## BEGIN EXERCISE INPUT

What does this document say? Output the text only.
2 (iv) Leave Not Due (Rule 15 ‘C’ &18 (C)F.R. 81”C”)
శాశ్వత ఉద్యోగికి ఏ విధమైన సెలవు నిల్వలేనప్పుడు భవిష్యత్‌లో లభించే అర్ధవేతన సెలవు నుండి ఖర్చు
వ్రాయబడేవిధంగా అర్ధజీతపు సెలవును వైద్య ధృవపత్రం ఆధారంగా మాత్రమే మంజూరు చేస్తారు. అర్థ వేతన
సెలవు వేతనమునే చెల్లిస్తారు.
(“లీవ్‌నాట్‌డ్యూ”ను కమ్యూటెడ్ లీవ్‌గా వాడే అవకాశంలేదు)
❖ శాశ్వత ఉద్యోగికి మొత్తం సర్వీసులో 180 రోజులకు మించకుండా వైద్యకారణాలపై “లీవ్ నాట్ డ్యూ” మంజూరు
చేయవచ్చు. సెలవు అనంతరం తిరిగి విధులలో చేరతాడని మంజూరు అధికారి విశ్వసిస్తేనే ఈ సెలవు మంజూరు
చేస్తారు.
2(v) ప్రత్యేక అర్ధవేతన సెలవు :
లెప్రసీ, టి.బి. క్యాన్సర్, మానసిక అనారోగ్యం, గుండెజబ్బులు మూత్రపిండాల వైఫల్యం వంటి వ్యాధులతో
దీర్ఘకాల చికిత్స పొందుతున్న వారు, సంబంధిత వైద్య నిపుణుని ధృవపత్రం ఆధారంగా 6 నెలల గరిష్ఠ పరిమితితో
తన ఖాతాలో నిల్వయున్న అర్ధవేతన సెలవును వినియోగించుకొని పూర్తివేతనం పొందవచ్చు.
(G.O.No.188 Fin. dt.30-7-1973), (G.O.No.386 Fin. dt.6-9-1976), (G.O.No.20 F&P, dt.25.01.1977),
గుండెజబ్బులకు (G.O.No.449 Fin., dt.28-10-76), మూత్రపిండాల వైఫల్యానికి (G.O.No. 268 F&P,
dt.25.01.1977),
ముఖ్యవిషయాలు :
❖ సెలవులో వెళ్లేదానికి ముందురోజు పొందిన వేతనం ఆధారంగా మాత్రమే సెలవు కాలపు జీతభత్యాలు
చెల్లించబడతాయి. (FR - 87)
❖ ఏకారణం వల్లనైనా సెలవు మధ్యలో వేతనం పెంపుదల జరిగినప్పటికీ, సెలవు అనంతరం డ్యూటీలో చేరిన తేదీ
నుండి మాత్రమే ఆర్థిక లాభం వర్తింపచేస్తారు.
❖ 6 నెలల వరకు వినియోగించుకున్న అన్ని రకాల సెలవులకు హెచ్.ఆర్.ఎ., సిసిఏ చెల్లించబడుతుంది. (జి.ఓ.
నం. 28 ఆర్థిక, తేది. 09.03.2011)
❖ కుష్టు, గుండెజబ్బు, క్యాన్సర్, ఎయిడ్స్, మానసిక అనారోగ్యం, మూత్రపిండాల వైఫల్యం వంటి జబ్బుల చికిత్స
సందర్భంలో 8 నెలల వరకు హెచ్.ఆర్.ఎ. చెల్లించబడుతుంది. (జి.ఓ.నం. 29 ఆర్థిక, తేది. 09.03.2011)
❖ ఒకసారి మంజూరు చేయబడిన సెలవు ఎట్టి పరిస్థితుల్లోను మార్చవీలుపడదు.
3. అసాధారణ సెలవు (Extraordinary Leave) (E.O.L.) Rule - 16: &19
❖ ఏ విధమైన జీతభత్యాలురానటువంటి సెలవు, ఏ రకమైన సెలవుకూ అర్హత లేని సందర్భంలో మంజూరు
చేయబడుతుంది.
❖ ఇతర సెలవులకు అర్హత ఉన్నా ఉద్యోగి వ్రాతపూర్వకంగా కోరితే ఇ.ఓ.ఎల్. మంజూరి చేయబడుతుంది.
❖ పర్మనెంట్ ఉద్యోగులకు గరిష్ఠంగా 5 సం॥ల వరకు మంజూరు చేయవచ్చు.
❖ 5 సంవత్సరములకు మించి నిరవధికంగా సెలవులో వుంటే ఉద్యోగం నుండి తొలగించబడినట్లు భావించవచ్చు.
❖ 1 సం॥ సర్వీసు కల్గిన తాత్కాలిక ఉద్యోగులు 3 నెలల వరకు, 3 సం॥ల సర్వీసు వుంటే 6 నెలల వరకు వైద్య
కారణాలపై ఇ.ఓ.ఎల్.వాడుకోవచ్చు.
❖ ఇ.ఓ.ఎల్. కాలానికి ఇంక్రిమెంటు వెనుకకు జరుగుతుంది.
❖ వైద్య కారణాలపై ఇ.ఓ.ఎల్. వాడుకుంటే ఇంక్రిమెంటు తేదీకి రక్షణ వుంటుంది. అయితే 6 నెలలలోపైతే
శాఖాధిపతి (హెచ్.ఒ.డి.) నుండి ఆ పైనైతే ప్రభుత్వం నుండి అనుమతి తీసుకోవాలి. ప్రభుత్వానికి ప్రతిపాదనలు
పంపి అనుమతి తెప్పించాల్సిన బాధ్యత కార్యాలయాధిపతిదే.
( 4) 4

## END EXERCISE INPUT

PROBLEM REQUIREMENTS: Pull out each line of the entries that contains "Rule".

COMPLETE OUTPUT:
2 (iv) Leave Not Due (Rule 15 ‘C’ &18 (C)F.R. 81”C”)
3. అసాధారణ సెలవు (Extraordinary Leave) (E.O.L.) Rule - 16: &19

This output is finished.